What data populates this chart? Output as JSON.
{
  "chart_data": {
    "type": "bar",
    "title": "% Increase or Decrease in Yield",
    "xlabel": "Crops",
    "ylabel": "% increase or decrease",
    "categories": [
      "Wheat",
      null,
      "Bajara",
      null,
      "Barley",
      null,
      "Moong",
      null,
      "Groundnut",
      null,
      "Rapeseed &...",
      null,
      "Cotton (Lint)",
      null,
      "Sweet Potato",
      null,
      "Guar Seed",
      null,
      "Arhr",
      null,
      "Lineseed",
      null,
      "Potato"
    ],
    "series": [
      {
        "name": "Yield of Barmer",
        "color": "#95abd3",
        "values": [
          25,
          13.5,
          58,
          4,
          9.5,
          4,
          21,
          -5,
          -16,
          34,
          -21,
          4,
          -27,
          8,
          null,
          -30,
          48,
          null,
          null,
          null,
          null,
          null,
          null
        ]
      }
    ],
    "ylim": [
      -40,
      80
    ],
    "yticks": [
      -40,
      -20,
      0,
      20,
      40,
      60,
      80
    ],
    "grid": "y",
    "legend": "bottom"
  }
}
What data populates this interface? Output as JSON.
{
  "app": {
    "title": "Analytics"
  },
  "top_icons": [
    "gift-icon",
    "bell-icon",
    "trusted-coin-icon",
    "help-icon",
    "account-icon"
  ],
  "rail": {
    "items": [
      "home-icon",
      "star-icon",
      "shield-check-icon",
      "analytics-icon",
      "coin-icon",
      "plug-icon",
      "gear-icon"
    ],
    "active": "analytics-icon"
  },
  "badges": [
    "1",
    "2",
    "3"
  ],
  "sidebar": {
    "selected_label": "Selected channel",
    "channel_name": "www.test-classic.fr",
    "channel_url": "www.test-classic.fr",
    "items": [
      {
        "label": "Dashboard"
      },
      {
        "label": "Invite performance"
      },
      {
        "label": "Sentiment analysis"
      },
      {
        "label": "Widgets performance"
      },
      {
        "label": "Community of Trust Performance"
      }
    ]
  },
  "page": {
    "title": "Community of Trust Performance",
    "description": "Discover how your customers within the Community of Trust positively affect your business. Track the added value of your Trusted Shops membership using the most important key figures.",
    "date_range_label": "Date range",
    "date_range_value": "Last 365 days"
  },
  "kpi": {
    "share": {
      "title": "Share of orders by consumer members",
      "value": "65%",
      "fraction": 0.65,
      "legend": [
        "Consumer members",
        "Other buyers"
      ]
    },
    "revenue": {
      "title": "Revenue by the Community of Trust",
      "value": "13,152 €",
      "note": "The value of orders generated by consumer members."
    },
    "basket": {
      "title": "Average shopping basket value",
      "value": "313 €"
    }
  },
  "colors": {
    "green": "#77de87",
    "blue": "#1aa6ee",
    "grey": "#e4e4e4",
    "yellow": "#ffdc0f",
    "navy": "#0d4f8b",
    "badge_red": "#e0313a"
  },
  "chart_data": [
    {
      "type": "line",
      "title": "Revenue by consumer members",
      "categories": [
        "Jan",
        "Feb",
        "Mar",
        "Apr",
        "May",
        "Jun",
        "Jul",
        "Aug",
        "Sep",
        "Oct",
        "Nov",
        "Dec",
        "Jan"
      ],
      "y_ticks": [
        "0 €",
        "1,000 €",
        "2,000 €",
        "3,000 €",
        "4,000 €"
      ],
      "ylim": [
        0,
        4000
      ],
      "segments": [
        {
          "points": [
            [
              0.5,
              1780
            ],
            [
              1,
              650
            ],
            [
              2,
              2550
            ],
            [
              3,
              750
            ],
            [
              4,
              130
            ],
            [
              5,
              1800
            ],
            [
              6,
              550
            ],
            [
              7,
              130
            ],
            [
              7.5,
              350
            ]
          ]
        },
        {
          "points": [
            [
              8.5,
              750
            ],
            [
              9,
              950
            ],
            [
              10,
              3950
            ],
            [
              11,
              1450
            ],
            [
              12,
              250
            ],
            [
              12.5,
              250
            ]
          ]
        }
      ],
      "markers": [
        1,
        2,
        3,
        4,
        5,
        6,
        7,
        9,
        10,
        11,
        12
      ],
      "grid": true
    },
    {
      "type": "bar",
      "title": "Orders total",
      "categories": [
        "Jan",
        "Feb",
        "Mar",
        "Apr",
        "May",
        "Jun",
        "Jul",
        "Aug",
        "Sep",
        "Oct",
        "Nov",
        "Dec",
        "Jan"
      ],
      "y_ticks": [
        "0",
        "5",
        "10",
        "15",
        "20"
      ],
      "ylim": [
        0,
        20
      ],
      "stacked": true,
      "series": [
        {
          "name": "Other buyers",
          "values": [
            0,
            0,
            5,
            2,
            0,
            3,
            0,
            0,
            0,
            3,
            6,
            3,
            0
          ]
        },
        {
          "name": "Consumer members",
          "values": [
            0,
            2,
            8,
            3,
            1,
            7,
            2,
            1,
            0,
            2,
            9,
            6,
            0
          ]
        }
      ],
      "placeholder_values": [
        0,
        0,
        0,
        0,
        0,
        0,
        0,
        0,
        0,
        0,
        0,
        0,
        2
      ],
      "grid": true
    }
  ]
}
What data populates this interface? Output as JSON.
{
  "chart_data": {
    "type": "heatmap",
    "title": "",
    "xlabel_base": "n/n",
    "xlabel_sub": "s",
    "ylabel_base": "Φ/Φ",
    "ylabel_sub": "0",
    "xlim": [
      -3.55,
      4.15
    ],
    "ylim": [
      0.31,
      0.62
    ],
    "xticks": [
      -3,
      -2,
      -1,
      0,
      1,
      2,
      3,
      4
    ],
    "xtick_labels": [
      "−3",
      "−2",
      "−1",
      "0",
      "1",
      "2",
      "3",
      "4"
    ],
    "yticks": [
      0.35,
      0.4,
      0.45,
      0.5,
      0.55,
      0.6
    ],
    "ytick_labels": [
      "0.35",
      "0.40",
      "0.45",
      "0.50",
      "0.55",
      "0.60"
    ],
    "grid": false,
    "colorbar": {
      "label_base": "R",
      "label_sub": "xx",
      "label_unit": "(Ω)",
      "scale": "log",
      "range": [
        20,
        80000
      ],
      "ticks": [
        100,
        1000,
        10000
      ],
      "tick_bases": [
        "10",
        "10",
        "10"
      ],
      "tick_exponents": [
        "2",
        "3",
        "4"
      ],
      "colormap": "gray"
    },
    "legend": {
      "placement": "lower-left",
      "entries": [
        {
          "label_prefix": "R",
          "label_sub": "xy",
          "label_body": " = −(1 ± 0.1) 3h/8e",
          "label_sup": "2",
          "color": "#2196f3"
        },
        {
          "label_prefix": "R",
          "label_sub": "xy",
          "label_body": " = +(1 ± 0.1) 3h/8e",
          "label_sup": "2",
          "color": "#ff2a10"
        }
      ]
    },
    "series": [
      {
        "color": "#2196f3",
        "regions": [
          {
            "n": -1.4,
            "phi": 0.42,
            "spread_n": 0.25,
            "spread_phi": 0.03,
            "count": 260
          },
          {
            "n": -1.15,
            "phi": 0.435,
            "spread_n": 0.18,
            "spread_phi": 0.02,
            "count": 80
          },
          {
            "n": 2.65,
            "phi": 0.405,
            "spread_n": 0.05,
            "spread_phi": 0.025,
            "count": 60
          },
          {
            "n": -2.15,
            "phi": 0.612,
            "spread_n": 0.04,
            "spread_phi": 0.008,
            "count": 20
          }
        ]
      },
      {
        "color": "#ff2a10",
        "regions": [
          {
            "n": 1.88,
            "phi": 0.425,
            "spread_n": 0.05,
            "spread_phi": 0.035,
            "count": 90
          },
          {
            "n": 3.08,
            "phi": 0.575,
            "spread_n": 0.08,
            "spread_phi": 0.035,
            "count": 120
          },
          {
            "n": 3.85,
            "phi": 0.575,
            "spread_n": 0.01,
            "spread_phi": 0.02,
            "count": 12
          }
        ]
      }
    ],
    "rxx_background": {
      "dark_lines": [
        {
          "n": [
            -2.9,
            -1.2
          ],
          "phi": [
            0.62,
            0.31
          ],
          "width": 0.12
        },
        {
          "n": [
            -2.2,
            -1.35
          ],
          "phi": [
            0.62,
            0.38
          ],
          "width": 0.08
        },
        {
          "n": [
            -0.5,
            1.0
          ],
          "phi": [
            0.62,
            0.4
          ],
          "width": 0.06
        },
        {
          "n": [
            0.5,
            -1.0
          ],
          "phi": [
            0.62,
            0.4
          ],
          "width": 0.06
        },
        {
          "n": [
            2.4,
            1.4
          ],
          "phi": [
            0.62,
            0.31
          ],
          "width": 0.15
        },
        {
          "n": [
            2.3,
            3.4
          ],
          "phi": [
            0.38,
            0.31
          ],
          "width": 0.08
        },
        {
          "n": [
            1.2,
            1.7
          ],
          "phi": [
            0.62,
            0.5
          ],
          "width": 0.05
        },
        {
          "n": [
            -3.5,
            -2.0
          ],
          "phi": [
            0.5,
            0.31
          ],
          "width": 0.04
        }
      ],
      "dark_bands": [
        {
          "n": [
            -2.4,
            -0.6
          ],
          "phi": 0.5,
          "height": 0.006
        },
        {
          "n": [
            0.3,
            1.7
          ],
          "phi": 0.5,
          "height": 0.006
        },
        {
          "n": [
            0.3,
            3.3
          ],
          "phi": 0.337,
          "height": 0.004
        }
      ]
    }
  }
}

◆ DO THIS
Scan the material line by line and report each one that contains "grid".

◆ ANSWER BELOW
    "grid": "y",
      "grid": true
      "grid": true
    "grid": false,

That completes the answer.